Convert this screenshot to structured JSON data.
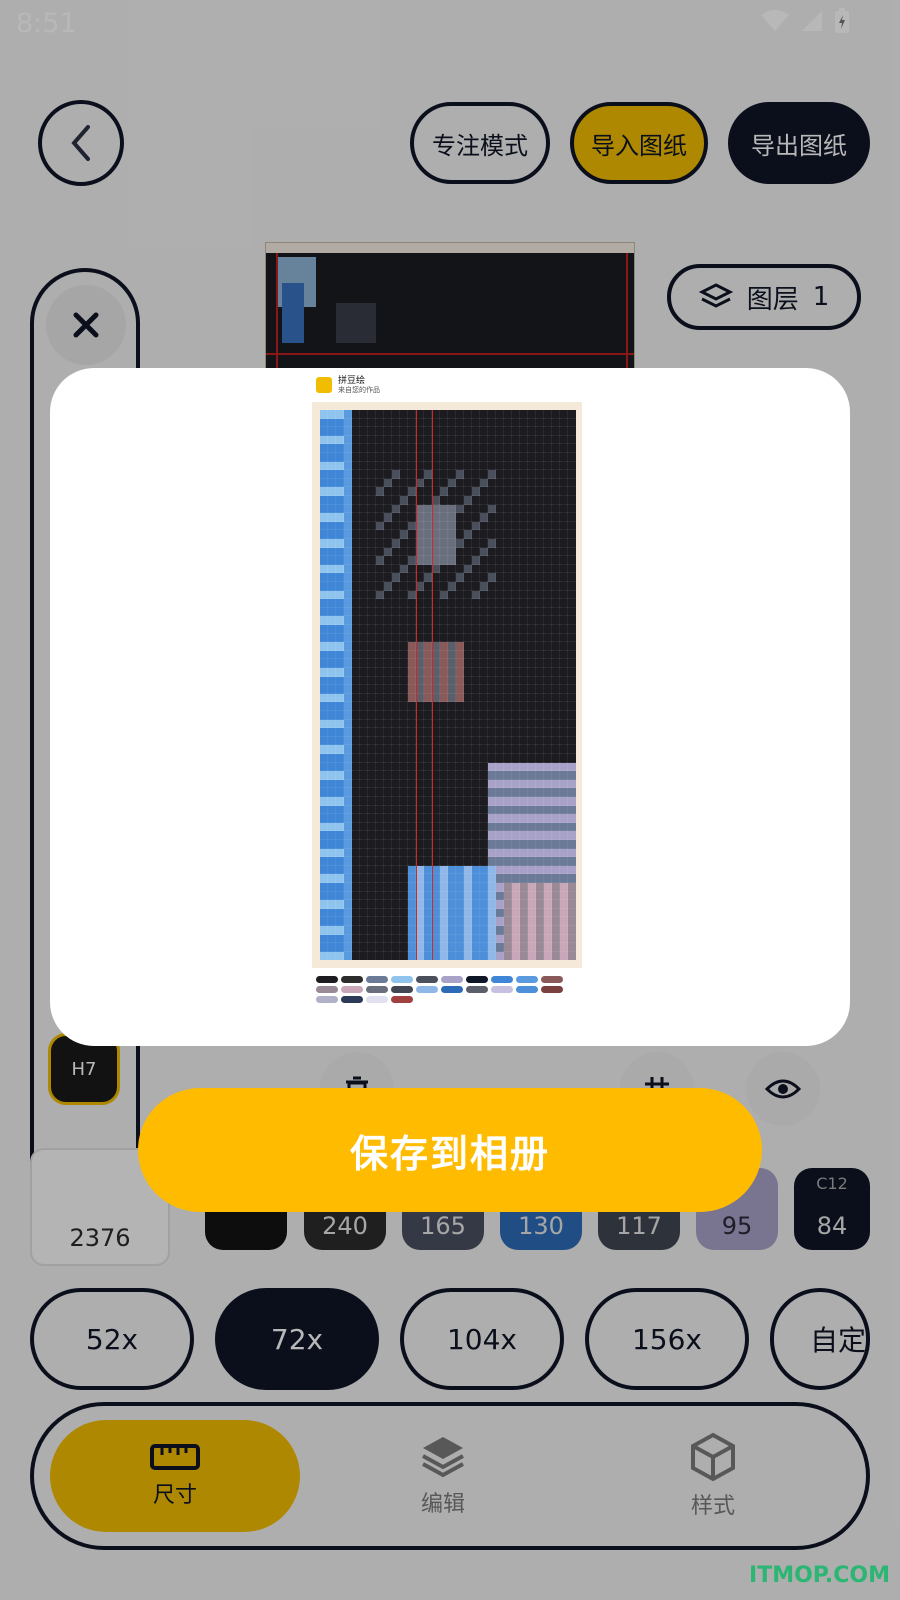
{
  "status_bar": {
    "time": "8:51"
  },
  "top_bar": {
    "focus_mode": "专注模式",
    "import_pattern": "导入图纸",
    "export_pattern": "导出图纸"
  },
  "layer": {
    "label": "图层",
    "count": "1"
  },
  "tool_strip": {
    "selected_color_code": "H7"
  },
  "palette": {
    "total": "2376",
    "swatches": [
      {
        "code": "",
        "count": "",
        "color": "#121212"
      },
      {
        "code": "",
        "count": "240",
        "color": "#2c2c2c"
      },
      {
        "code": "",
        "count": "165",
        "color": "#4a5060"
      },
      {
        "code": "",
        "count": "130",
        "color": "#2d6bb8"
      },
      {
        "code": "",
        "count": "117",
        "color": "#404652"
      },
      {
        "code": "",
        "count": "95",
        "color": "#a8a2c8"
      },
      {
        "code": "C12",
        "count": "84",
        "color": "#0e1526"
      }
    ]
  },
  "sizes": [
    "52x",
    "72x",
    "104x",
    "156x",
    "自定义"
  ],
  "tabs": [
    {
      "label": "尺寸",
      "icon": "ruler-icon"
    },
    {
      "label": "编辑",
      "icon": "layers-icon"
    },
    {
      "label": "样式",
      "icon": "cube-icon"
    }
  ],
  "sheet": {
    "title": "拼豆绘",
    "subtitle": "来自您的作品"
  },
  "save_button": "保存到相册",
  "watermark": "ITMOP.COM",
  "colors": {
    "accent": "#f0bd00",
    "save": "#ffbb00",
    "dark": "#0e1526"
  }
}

THE TASK: Take the records above and transcribe them exactly, dropping every picture.

OUTPUT:
Convert this screenshot to structured JSON data.
{
  "status_bar": {
    "time": "8:51"
  },
  "top_bar": {
    "focus_mode": "专注模式",
    "import_pattern": "导入图纸",
    "export_pattern": "导出图纸"
  },
  "layer": {
    "label": "图层",
    "count": "1"
  },
  "tool_strip": {
    "selected_color_code": "H7"
  },
  "palette": {
    "total": "2376",
    "swatches": [
      {
        "code": "",
        "count": "",
        "color": "#121212"
      },
      {
        "code": "",
        "count": "240",
        "color": "#2c2c2c"
      },
      {
        "code": "",
        "count": "165",
        "color": "#4a5060"
      },
      {
        "code": "",
        "count": "130",
        "color": "#2d6bb8"
      },
      {
        "code": "",
        "count": "117",
        "color": "#404652"
      },
      {
        "code": "",
        "count": "95",
        "color": "#a8a2c8"
      },
      {
        "code": "C12",
        "count": "84",
        "color": "#0e1526"
      }
    ]
  },
  "sizes": [
    "52x",
    "72x",
    "104x",
    "156x",
    "自定义"
  ],
  "tabs": [
    {
      "label": "尺寸",
      "icon": "ruler-icon"
    },
    {
      "label": "编辑",
      "icon": "layers-icon"
    },
    {
      "label": "样式",
      "icon": "cube-icon"
    }
  ],
  "sheet": {
    "title": "拼豆绘",
    "subtitle": "来自您的作品"
  },
  "save_button": "保存到相册",
  "watermark": "ITMOP.COM",
  "colors": {
    "accent": "#f0bd00",
    "save": "#ffbb00",
    "dark": "#0e1526"
  }
}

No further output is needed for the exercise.